- **THE REQUEST**:
Pull out every line below that holds the word "label".

- **DATA PROVIDED**:
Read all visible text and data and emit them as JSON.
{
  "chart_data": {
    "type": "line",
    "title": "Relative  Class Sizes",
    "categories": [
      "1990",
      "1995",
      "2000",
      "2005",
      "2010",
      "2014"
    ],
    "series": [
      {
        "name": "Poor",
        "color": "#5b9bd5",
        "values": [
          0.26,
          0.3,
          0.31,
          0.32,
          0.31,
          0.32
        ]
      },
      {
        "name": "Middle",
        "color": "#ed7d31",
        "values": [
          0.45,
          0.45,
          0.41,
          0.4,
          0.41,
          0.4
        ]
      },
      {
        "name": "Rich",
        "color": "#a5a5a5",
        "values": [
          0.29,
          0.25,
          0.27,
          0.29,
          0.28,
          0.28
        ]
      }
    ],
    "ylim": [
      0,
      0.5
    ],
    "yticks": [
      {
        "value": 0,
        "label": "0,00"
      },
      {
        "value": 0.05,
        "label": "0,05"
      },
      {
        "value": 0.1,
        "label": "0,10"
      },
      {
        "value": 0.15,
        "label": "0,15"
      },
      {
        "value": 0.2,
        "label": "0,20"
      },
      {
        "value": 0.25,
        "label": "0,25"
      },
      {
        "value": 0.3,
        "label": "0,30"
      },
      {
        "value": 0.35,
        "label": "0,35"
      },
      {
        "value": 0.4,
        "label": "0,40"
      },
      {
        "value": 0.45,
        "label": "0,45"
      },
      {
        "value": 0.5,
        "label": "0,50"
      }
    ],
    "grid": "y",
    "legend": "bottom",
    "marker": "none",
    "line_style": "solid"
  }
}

- **EXERCISE RESULT**:
        "label": "0,00"
        "label": "0,05"
        "label": "0,10"
        "label": "0,15"
        "label": "0,20"
        "label": "0,25"
        "label": "0,30"
        "label": "0,35"
        "label": "0,40"
        "label": "0,45"
        "label": "0,50"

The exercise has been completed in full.